WHAT IS ASKED:
Copy out all the lines where "taxonomy" shows up.

+++ DATA SECTION

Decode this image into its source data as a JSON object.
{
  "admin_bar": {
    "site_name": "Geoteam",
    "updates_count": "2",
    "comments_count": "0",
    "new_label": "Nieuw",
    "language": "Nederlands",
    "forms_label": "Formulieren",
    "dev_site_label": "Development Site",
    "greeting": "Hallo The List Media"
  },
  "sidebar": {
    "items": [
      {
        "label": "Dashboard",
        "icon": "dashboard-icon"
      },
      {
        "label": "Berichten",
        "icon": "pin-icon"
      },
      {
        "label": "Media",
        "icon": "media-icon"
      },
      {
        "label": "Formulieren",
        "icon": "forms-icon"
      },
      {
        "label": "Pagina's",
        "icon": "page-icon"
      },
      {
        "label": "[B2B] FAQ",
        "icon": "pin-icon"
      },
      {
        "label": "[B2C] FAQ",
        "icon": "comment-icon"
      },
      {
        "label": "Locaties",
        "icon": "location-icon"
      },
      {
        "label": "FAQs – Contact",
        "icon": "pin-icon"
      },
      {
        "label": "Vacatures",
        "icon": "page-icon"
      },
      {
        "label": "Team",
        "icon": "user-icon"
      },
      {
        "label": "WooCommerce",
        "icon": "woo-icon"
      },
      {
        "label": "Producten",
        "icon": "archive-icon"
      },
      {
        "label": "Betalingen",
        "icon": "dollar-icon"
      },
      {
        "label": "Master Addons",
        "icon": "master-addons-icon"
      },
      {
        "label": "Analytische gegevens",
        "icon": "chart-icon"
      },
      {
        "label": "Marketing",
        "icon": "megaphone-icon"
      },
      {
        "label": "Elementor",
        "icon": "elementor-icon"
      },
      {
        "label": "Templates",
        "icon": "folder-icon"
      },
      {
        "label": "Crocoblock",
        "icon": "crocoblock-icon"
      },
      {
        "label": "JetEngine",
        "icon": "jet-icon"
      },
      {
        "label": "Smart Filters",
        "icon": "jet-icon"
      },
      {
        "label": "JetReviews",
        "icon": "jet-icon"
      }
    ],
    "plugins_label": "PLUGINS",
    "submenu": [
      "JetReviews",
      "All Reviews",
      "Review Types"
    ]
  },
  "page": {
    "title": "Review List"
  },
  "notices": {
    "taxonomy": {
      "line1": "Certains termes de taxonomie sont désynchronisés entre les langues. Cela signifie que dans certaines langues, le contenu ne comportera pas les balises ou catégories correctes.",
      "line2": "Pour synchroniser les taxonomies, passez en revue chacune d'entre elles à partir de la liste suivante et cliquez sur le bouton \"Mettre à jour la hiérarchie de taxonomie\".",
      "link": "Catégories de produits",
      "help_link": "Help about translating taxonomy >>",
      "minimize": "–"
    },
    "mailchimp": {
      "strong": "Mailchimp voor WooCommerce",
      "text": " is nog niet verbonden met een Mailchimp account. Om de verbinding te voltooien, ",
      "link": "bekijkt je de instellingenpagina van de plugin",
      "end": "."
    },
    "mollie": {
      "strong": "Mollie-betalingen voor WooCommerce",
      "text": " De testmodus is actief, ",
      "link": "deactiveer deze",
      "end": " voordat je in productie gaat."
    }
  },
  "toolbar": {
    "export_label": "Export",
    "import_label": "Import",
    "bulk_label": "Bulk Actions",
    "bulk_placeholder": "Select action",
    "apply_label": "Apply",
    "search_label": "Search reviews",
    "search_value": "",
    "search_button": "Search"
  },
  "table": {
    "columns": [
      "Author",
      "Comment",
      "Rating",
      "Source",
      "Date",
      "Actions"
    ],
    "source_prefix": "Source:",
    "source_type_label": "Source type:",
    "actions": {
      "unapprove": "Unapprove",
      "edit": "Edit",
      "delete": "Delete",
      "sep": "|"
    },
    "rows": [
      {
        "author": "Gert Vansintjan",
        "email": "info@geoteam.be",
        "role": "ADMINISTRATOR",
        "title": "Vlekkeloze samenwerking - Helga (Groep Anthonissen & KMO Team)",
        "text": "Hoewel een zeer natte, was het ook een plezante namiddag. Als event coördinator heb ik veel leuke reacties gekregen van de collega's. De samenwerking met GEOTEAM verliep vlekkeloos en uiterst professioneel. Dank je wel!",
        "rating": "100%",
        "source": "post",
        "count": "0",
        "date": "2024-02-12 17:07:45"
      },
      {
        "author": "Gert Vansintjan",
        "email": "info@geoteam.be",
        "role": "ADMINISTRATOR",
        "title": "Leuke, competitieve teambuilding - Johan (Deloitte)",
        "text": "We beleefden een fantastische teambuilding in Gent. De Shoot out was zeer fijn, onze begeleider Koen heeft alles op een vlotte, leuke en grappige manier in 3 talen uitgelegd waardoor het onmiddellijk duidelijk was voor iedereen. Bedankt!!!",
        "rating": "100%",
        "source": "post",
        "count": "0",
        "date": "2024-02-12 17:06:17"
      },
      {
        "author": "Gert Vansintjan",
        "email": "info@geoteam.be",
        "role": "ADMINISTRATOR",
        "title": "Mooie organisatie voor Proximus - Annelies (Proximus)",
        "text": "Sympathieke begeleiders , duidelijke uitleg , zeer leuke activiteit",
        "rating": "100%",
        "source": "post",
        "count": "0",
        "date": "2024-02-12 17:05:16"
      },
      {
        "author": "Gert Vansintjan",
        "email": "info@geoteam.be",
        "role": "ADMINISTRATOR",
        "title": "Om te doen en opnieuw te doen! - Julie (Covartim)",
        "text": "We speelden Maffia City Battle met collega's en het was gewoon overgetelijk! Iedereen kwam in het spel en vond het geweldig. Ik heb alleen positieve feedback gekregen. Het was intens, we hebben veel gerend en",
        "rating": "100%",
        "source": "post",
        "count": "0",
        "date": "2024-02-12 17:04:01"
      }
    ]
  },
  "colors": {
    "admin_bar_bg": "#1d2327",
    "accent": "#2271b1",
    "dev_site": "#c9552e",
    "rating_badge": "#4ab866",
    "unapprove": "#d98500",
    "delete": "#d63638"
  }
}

++++++

ANSWER TO THE TASK:
    "taxonomy": {
      "help_link": "Help about translating taxonomy >>",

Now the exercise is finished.